» THE REQUEST:
Your copy of the material below should match it exactly, except that it holds no pictures.

○ ○ ○

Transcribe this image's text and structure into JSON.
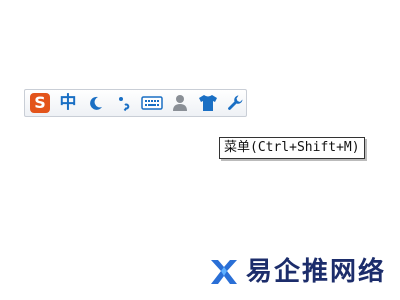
{
  "toolbar": {
    "logo_glyph": "S",
    "mode_label": "中",
    "icons": [
      "sogou-logo-icon",
      "chinese-mode-icon",
      "moon-fullwidth-icon",
      "punctuation-icon",
      "keyboard-icon",
      "user-icon",
      "skin-shirt-icon",
      "wrench-menu-icon"
    ]
  },
  "tooltip": {
    "text": "菜单(Ctrl+Shift+M)"
  },
  "watermark": {
    "text": "易企推网络"
  },
  "colors": {
    "logo": "#e3541b",
    "accent": "#1a6fc4",
    "toolbar_border": "#c9ced6",
    "watermark": "#1c2d6b"
  }
}
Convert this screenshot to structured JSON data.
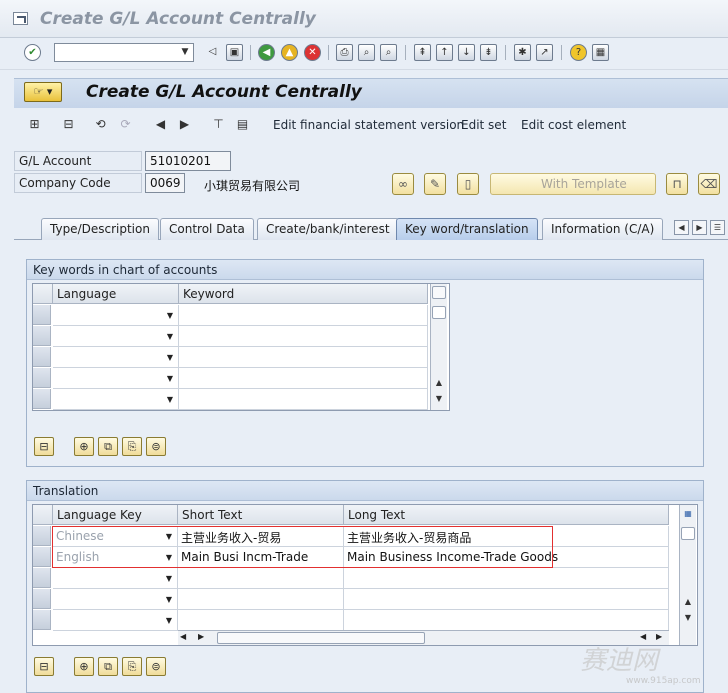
{
  "window": {
    "title": "Create G/L Account Centrally"
  },
  "screen": {
    "title": "Create G/L Account Centrally"
  },
  "app_toolbar": {
    "edit_fs_version": "Edit financial statement version",
    "edit_set": "Edit set",
    "edit_cost_element": "Edit cost element"
  },
  "fields": {
    "gl_account_label": "G/L Account",
    "gl_account_value": "51010201",
    "company_code_label": "Company Code",
    "company_code_value": "0069",
    "company_name": "小琪贸易有限公司"
  },
  "buttons": {
    "with_template": "With Template"
  },
  "tabs": [
    {
      "label": "Type/Description"
    },
    {
      "label": "Control Data"
    },
    {
      "label": "Create/bank/interest"
    },
    {
      "label": "Key word/translation",
      "active": true
    },
    {
      "label": "Information (C/A)"
    }
  ],
  "keywords_group": {
    "title": "Key words in chart of accounts",
    "columns": [
      "Language",
      "Keyword"
    ],
    "rows": [
      {
        "language": "",
        "keyword": ""
      },
      {
        "language": "",
        "keyword": ""
      },
      {
        "language": "",
        "keyword": ""
      },
      {
        "language": "",
        "keyword": ""
      },
      {
        "language": "",
        "keyword": ""
      }
    ]
  },
  "translation_group": {
    "title": "Translation",
    "columns": [
      "Language Key",
      "Short Text",
      "Long Text"
    ],
    "rows": [
      {
        "language": "Chinese",
        "short": "主营业务收入-贸易",
        "long": "主营业务收入-贸易商品"
      },
      {
        "language": "English",
        "short": "Main Busi Incm-Trade",
        "long": "Main Business Income-Trade Goods"
      },
      {
        "language": "",
        "short": "",
        "long": ""
      },
      {
        "language": "",
        "short": "",
        "long": ""
      },
      {
        "language": "",
        "short": "",
        "long": ""
      }
    ]
  },
  "watermark": {
    "text": "赛迪网",
    "url": "www.915ap.com"
  },
  "colors": {
    "highlight": "#e23030",
    "header_bg": "#c5d4e9",
    "active_tab": "#b7cdeb"
  }
}
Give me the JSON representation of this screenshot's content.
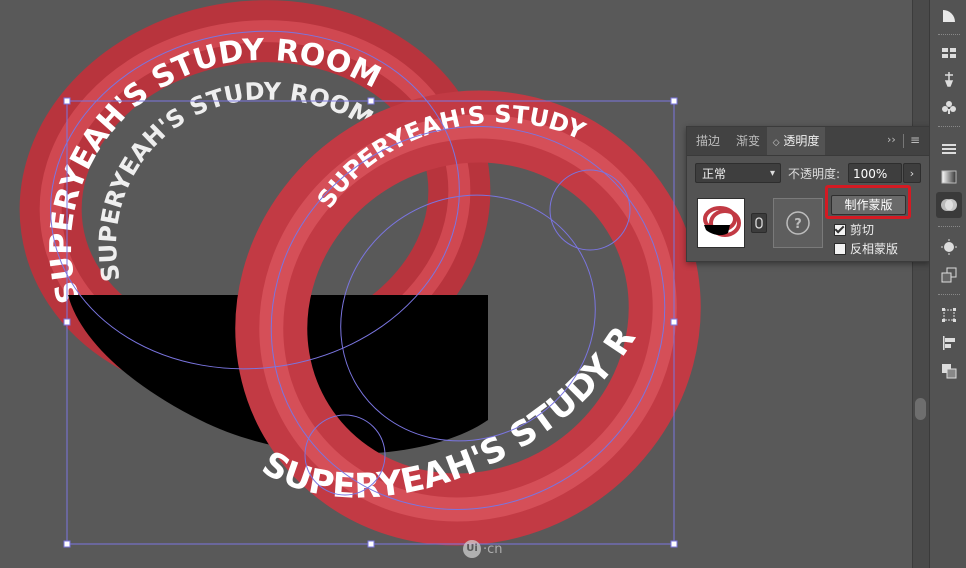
{
  "artwork": {
    "ring_text": "SUPERYEAH'S STUDY ROOM",
    "ring_color": "#d9444c",
    "ring_shadow": "#9e2730",
    "ring_text_color": "#ffffff",
    "selection_color": "#7a75e0"
  },
  "panel": {
    "tabs": [
      {
        "label": "描边"
      },
      {
        "label": "渐变"
      },
      {
        "label": "透明度"
      }
    ],
    "tab_arrows": "››",
    "tab_menu": "≡",
    "blend_mode": "正常",
    "opacity_label": "不透明度:",
    "opacity_value": "100%",
    "make_mask_label": "制作蒙版",
    "clip_label": "剪切",
    "clip_checked": true,
    "invert_label": "反相蒙版",
    "invert_checked": false,
    "mask_placeholder_icon": "question-circle-icon",
    "highlight_color": "#d41a23"
  },
  "toolstrip": {
    "icons": [
      "color-guide-icon",
      "swatches-icon",
      "brushes-icon",
      "symbols-icon",
      "stroke-icon",
      "gradient-icon",
      "transparency-icon",
      "appearance-icon",
      "graphic-styles-icon",
      "transform-icon",
      "align-icon",
      "pathfinder-icon"
    ]
  },
  "watermark": {
    "logo": "Ui",
    "text": "·cn"
  }
}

○ ○ ○

» OUTPUT:
Transcribe this image's text and structure into JSON.
{
  "toolbar": {
    "logo_glyph": "S",
    "mode_label": "中",
    "icons": [
      "sogou-logo-icon",
      "chinese-mode-icon",
      "moon-fullwidth-icon",
      "punctuation-icon",
      "keyboard-icon",
      "user-icon",
      "skin-shirt-icon",
      "wrench-menu-icon"
    ]
  },
  "tooltip": {
    "text": "菜单(Ctrl+Shift+M)"
  },
  "watermark": {
    "text": "易企推网络"
  },
  "colors": {
    "logo": "#e3541b",
    "accent": "#1a6fc4",
    "toolbar_border": "#c9ced6",
    "watermark": "#1c2d6b"
  }
}
Convert this screenshot to structured JSON data.
{
  "window": {
    "title": "Create G/L Account Centrally"
  },
  "screen": {
    "title": "Create G/L Account Centrally"
  },
  "app_toolbar": {
    "edit_fs_version": "Edit financial statement version",
    "edit_set": "Edit set",
    "edit_cost_element": "Edit cost element"
  },
  "fields": {
    "gl_account_label": "G/L Account",
    "gl_account_value": "51010201",
    "company_code_label": "Company Code",
    "company_code_value": "0069",
    "company_name": "小琪贸易有限公司"
  },
  "buttons": {
    "with_template": "With Template"
  },
  "tabs": [
    {
      "label": "Type/Description"
    },
    {
      "label": "Control Data"
    },
    {
      "label": "Create/bank/interest"
    },
    {
      "label": "Key word/translation",
      "active": true
    },
    {
      "label": "Information (C/A)"
    }
  ],
  "keywords_group": {
    "title": "Key words in chart of accounts",
    "columns": [
      "Language",
      "Keyword"
    ],
    "rows": [
      {
        "language": "",
        "keyword": ""
      },
      {
        "language": "",
        "keyword": ""
      },
      {
        "language": "",
        "keyword": ""
      },
      {
        "language": "",
        "keyword": ""
      },
      {
        "language": "",
        "keyword": ""
      }
    ]
  },
  "translation_group": {
    "title": "Translation",
    "columns": [
      "Language Key",
      "Short Text",
      "Long Text"
    ],
    "rows": [
      {
        "language": "Chinese",
        "short": "主营业务收入-贸易",
        "long": "主营业务收入-贸易商品"
      },
      {
        "language": "English",
        "short": "Main Busi Incm-Trade",
        "long": "Main Business Income-Trade Goods"
      },
      {
        "language": "",
        "short": "",
        "long": ""
      },
      {
        "language": "",
        "short": "",
        "long": ""
      },
      {
        "language": "",
        "short": "",
        "long": ""
      }
    ]
  },
  "watermark": {
    "text": "赛迪网",
    "url": "www.915ap.com"
  },
  "colors": {
    "highlight": "#e23030",
    "header_bg": "#c5d4e9",
    "active_tab": "#b7cdeb"
  }
}
Give me the JSON representation of this screenshot's content.
{
  "artwork": {
    "ring_text": "SUPERYEAH'S STUDY ROOM",
    "ring_color": "#d9444c",
    "ring_shadow": "#9e2730",
    "ring_text_color": "#ffffff",
    "selection_color": "#7a75e0"
  },
  "panel": {
    "tabs": [
      {
        "label": "描边"
      },
      {
        "label": "渐变"
      },
      {
        "label": "透明度"
      }
    ],
    "tab_arrows": "››",
    "tab_menu": "≡",
    "blend_mode": "正常",
    "opacity_label": "不透明度:",
    "opacity_value": "100%",
    "make_mask_label": "制作蒙版",
    "clip_label": "剪切",
    "clip_checked": true,
    "invert_label": "反相蒙版",
    "invert_checked": false,
    "mask_placeholder_icon": "question-circle-icon",
    "highlight_color": "#d41a23"
  },
  "toolstrip": {
    "icons": [
      "color-guide-icon",
      "swatches-icon",
      "brushes-icon",
      "symbols-icon",
      "stroke-icon",
      "gradient-icon",
      "transparency-icon",
      "appearance-icon",
      "graphic-styles-icon",
      "transform-icon",
      "align-icon",
      "pathfinder-icon"
    ]
  },
  "watermark": {
    "logo": "Ui",
    "text": "·cn"
  }
}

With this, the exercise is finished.